→ **DATA LISTING**:
———

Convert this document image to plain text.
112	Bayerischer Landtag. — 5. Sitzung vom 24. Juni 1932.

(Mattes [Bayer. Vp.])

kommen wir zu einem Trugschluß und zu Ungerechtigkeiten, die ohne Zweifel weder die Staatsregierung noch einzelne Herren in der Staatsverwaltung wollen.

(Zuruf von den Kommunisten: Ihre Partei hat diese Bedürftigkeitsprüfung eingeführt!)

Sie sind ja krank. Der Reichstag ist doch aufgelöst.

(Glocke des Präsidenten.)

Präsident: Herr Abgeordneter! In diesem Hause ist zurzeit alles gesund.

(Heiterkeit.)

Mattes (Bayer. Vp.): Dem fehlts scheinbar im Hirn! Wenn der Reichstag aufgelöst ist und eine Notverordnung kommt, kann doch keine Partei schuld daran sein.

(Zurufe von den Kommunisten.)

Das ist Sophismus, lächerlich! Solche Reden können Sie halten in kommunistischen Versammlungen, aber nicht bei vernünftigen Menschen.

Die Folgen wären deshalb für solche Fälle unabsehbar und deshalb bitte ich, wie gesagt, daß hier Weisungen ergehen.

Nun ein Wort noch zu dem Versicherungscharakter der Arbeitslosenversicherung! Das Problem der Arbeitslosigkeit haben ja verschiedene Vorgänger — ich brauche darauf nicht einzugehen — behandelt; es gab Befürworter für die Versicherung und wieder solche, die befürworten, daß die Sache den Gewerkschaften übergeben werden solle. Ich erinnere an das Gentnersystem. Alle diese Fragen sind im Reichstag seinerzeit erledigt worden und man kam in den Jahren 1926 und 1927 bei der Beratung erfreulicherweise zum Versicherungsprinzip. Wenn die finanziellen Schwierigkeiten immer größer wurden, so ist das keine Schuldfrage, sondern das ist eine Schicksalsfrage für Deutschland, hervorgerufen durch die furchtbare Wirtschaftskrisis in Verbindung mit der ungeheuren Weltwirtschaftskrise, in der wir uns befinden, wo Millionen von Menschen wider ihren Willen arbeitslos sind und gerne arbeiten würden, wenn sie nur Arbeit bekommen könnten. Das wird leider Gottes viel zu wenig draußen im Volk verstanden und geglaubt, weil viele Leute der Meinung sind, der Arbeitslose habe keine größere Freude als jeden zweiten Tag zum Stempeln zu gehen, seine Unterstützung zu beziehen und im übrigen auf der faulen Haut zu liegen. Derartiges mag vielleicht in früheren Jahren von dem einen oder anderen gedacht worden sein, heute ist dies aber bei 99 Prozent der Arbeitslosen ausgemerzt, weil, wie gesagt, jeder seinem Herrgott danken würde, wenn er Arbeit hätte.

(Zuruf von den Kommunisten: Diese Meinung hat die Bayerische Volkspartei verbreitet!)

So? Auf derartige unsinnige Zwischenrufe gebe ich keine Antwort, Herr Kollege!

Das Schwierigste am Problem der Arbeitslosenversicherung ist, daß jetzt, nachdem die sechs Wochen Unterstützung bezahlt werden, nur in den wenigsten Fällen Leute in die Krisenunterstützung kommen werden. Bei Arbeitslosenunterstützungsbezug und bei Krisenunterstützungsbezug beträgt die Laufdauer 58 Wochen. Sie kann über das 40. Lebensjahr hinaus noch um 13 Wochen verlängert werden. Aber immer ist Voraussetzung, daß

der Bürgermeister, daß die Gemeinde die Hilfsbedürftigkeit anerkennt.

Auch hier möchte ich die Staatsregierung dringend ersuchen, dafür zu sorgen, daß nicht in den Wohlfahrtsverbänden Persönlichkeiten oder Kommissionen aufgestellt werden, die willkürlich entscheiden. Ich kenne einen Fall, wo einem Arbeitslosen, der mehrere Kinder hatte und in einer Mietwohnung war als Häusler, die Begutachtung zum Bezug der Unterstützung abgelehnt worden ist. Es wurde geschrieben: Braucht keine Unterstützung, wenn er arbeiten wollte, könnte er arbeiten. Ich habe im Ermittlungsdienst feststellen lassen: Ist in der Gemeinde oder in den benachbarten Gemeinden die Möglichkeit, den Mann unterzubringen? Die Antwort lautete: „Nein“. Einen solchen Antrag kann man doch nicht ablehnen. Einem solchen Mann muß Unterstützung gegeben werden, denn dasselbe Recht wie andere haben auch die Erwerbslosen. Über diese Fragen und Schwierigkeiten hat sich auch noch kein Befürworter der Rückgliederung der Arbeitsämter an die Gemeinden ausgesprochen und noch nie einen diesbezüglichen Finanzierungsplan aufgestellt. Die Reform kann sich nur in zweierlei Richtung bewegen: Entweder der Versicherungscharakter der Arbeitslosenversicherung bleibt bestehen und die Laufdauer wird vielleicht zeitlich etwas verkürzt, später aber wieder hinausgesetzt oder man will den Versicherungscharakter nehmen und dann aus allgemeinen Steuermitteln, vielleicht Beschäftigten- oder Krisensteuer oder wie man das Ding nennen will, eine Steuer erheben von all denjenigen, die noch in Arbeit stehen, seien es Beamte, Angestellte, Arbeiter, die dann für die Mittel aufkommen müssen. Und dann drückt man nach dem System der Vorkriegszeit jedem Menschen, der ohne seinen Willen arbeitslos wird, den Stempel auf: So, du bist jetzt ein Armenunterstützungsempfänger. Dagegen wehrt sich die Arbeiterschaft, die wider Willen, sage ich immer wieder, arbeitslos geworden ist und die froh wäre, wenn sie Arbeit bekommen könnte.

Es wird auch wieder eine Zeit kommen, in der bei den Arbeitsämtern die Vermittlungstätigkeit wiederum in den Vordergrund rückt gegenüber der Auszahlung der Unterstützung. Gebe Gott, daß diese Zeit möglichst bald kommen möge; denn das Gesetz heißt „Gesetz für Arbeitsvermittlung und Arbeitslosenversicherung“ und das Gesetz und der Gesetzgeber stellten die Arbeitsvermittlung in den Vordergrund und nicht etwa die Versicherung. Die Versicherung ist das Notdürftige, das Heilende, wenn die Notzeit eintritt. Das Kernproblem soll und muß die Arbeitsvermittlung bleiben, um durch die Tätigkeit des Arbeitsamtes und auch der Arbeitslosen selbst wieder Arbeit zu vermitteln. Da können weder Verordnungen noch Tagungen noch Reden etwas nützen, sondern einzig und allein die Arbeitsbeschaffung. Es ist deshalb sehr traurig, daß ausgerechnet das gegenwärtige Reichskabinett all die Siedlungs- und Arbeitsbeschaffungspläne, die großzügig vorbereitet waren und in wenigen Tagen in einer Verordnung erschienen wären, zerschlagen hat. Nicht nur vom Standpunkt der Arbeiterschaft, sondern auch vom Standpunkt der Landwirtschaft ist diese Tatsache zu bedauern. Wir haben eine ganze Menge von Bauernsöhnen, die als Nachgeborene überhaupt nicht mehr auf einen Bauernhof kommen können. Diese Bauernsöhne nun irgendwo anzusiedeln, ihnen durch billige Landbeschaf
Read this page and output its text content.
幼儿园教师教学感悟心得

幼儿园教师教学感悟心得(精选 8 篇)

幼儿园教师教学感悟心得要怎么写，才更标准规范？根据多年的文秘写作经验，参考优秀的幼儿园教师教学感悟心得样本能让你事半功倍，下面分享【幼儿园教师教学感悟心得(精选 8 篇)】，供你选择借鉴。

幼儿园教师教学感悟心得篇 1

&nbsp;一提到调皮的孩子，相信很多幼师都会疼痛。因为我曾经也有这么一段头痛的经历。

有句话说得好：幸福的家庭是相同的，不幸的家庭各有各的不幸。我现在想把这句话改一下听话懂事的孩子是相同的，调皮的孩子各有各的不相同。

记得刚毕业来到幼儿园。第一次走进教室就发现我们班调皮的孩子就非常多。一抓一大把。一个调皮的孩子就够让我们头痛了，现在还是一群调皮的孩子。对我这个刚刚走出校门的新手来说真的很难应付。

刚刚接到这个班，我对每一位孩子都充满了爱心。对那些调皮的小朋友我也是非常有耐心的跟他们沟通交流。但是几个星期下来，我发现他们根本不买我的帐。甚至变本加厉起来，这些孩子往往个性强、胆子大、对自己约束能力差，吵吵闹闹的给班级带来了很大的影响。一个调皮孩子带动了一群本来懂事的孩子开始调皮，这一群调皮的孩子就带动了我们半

———

From the line holding "Read this page and output its text content." to the last line of the records, quote each line exactly and add nothing.

Read this page and output its text content.
幼儿园教师教学感悟心得

幼儿园教师教学感悟心得(精选 8 篇)

幼儿园教师教学感悟心得要怎么写，才更标准规范？根据多年的文秘写作经验，参考优秀的幼儿园教师教学感悟心得样本能让你事半功倍，下面分享【幼儿园教师教学感悟心得(精选 8 篇)】，供你选择借鉴。

幼儿园教师教学感悟心得篇 1

&nbsp;一提到调皮的孩子，相信很多幼师都会疼痛。因为我曾经也有这么一段头痛的经历。

有句话说得好：幸福的家庭是相同的，不幸的家庭各有各的不幸。我现在想把这句话改一下听话懂事的孩子是相同的，调皮的孩子各有各的不相同。

记得刚毕业来到幼儿园。第一次走进教室就发现我们班调皮的孩子就非常多。一抓一大把。一个调皮的孩子就够让我们头痛了，现在还是一群调皮的孩子。对我这个刚刚走出校门的新手来说真的很难应付。

刚刚接到这个班，我对每一位孩子都充满了爱心。对那些调皮的小朋友我也是非常有耐心的跟他们沟通交流。但是几个星期下来，我发现他们根本不买我的帐。甚至变本加厉起来，这些孩子往往个性强、胆子大、对自己约束能力差，吵吵闹闹的给班级带来了很大的影响。一个调皮孩子带动了一群本来懂事的孩子开始调皮，这一群调皮的孩子就带动了我们半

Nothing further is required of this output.